-- DATA SHOWN follows --

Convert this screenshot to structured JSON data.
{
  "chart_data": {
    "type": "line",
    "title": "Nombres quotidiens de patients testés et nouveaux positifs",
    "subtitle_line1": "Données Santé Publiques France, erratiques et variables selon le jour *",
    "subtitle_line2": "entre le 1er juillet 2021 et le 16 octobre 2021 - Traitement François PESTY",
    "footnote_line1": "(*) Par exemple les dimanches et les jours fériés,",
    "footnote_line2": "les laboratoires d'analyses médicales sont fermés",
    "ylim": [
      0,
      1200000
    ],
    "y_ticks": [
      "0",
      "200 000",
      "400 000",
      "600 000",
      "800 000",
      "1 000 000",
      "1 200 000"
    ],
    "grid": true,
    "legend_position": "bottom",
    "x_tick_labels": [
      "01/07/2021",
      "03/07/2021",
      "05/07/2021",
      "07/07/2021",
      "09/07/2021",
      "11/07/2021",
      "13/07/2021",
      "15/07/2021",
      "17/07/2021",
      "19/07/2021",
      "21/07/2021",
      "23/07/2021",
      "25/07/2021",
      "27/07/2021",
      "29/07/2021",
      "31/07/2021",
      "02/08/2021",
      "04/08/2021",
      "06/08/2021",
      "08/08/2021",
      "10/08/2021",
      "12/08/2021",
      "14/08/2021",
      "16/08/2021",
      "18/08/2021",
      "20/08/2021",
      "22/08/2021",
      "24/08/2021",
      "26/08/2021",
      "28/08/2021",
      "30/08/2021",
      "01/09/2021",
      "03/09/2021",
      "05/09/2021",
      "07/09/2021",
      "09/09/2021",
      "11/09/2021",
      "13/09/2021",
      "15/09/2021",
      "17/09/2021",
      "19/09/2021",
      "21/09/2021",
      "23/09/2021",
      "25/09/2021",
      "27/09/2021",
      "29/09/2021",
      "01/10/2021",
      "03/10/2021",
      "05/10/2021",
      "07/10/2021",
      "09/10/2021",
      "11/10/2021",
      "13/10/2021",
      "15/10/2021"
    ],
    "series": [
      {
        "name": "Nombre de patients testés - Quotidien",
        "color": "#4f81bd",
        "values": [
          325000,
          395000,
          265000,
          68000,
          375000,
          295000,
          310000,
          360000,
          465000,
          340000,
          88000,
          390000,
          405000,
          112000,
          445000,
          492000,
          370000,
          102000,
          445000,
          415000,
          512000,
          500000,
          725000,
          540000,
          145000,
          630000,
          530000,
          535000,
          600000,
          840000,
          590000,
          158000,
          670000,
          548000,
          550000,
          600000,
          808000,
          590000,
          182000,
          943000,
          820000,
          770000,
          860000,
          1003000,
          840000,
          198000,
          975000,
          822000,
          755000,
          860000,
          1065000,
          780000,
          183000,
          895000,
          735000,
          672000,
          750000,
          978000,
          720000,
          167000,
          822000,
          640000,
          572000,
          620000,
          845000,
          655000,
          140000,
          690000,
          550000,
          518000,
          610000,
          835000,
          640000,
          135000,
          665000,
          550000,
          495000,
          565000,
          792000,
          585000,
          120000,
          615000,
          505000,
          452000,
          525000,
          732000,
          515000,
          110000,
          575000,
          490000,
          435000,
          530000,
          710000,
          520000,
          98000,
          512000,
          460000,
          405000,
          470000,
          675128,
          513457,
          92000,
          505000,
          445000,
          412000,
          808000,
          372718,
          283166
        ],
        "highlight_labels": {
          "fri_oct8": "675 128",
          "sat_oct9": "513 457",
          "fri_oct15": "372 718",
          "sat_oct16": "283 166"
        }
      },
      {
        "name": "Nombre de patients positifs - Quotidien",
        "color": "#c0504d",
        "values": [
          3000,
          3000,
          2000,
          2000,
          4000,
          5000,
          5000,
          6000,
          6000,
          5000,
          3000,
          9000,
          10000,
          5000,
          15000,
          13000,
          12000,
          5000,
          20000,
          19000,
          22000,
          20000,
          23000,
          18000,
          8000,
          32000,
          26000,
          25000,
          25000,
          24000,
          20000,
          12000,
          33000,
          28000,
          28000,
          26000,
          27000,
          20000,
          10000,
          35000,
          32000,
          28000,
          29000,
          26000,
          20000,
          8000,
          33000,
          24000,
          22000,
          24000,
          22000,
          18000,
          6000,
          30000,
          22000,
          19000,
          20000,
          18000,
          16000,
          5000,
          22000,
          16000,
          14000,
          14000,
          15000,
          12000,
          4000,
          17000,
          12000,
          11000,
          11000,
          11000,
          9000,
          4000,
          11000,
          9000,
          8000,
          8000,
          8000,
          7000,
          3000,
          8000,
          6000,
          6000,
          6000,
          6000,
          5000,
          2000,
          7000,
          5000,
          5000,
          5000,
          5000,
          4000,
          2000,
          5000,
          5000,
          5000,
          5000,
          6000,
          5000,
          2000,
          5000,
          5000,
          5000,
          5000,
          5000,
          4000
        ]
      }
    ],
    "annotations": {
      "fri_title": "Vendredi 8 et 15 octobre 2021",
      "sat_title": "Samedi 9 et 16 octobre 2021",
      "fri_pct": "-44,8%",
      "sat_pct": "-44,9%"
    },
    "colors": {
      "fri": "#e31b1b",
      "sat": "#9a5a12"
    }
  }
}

-- DATA SHOWN concluded --

### THE PROBLEM
Read through the entries, then copy every line where the string "patients" is found.

### EXERCISE RESPONSE
    "title": "Nombres quotidiens de patients testés et nouveaux positifs",
        "name": "Nombre de patients testés - Quotidien",
        "name": "Nombre de patients positifs - Quotidien",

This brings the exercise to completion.